Data records:
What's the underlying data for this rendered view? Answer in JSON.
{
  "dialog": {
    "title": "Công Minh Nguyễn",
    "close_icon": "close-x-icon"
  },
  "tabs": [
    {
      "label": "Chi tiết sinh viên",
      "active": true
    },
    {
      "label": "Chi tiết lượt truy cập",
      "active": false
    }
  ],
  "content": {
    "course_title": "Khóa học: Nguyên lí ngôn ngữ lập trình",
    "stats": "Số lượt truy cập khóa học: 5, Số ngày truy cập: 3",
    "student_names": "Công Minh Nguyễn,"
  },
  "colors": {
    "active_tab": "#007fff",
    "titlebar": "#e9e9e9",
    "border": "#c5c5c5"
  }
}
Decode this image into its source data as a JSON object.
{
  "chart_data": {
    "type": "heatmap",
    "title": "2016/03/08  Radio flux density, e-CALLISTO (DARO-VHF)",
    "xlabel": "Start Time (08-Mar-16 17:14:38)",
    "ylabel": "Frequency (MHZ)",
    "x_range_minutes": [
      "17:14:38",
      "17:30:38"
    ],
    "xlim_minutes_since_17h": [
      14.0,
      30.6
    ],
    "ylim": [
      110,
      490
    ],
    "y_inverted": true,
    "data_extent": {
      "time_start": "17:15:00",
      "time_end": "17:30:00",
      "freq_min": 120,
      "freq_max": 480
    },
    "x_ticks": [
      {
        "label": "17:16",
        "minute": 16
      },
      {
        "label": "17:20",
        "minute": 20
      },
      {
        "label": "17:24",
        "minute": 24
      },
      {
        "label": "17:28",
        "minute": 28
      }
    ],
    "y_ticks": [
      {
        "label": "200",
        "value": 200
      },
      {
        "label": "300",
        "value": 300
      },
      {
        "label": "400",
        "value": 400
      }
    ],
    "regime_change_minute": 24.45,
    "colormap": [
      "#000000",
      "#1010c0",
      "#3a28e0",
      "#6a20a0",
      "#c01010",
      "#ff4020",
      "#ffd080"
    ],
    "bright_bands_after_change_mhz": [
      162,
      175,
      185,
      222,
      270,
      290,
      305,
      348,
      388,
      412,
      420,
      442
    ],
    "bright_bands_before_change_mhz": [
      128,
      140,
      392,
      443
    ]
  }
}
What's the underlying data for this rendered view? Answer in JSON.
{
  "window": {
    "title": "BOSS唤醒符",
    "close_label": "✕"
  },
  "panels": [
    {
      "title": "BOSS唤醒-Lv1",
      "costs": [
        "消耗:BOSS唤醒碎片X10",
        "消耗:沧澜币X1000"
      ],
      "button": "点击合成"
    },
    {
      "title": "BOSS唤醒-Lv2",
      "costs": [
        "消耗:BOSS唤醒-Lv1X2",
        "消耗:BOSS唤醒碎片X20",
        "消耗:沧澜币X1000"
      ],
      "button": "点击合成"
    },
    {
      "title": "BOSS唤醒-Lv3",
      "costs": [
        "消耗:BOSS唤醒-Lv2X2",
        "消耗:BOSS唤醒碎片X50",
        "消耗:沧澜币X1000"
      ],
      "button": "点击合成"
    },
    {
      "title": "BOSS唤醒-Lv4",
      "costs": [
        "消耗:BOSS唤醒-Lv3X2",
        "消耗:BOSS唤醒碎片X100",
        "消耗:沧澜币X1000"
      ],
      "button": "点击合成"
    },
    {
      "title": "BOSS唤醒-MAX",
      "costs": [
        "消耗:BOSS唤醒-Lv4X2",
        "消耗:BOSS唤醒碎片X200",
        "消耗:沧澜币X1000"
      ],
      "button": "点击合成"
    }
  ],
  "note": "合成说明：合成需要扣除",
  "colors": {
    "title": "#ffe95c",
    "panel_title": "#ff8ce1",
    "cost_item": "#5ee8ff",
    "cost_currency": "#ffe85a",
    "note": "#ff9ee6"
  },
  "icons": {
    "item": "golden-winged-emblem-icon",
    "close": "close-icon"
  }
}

Problem to solve: Each record above should be output again exactly.

Task result:
What's the underlying data for this rendered view? Answer in JSON.
{
  "dialog": {
    "title": "Công Minh Nguyễn",
    "close_icon": "close-x-icon"
  },
  "tabs": [
    {
      "label": "Chi tiết sinh viên",
      "active": true
    },
    {
      "label": "Chi tiết lượt truy cập",
      "active": false
    }
  ],
  "content": {
    "course_title": "Khóa học: Nguyên lí ngôn ngữ lập trình",
    "stats": "Số lượt truy cập khóa học: 5, Số ngày truy cập: 3",
    "student_names": "Công Minh Nguyễn,"
  },
  "colors": {
    "active_tab": "#007fff",
    "titlebar": "#e9e9e9",
    "border": "#c5c5c5"
  }
}
Decode this image into its source data as a JSON object.
{
  "chart_data": {
    "type": "heatmap",
    "title": "2016/03/08  Radio flux density, e-CALLISTO (DARO-VHF)",
    "xlabel": "Start Time (08-Mar-16 17:14:38)",
    "ylabel": "Frequency (MHZ)",
    "x_range_minutes": [
      "17:14:38",
      "17:30:38"
    ],
    "xlim_minutes_since_17h": [
      14.0,
      30.6
    ],
    "ylim": [
      110,
      490
    ],
    "y_inverted": true,
    "data_extent": {
      "time_start": "17:15:00",
      "time_end": "17:30:00",
      "freq_min": 120,
      "freq_max": 480
    },
    "x_ticks": [
      {
        "label": "17:16",
        "minute": 16
      },
      {
        "label": "17:20",
        "minute": 20
      },
      {
        "label": "17:24",
        "minute": 24
      },
      {
        "label": "17:28",
        "minute": 28
      }
    ],
    "y_ticks": [
      {
        "label": "200",
        "value": 200
      },
      {
        "label": "300",
        "value": 300
      },
      {
        "label": "400",
        "value": 400
      }
    ],
    "regime_change_minute": 24.45,
    "colormap": [
      "#000000",
      "#1010c0",
      "#3a28e0",
      "#6a20a0",
      "#c01010",
      "#ff4020",
      "#ffd080"
    ],
    "bright_bands_after_change_mhz": [
      162,
      175,
      185,
      222,
      270,
      290,
      305,
      348,
      388,
      412,
      420,
      442
    ],
    "bright_bands_before_change_mhz": [
      128,
      140,
      392,
      443
    ]
  }
}
What's the underlying data for this rendered view? Answer in JSON.
{
  "window": {
    "title": "BOSS唤醒符",
    "close_label": "✕"
  },
  "panels": [
    {
      "title": "BOSS唤醒-Lv1",
      "costs": [
        "消耗:BOSS唤醒碎片X10",
        "消耗:沧澜币X1000"
      ],
      "button": "点击合成"
    },
    {
      "title": "BOSS唤醒-Lv2",
      "costs": [
        "消耗:BOSS唤醒-Lv1X2",
        "消耗:BOSS唤醒碎片X20",
        "消耗:沧澜币X1000"
      ],
      "button": "点击合成"
    },
    {
      "title": "BOSS唤醒-Lv3",
      "costs": [
        "消耗:BOSS唤醒-Lv2X2",
        "消耗:BOSS唤醒碎片X50",
        "消耗:沧澜币X1000"
      ],
      "button": "点击合成"
    },
    {
      "title": "BOSS唤醒-Lv4",
      "costs": [
        "消耗:BOSS唤醒-Lv3X2",
        "消耗:BOSS唤醒碎片X100",
        "消耗:沧澜币X1000"
      ],
      "button": "点击合成"
    },
    {
      "title": "BOSS唤醒-MAX",
      "costs": [
        "消耗:BOSS唤醒-Lv4X2",
        "消耗:BOSS唤醒碎片X200",
        "消耗:沧澜币X1000"
      ],
      "button": "点击合成"
    }
  ],
  "note": "合成说明：合成需要扣除",
  "colors": {
    "title": "#ffe95c",
    "panel_title": "#ff8ce1",
    "cost_item": "#5ee8ff",
    "cost_currency": "#ffe85a",
    "note": "#ff9ee6"
  },
  "icons": {
    "item": "golden-winged-emblem-icon",
    "close": "close-icon"
  }
}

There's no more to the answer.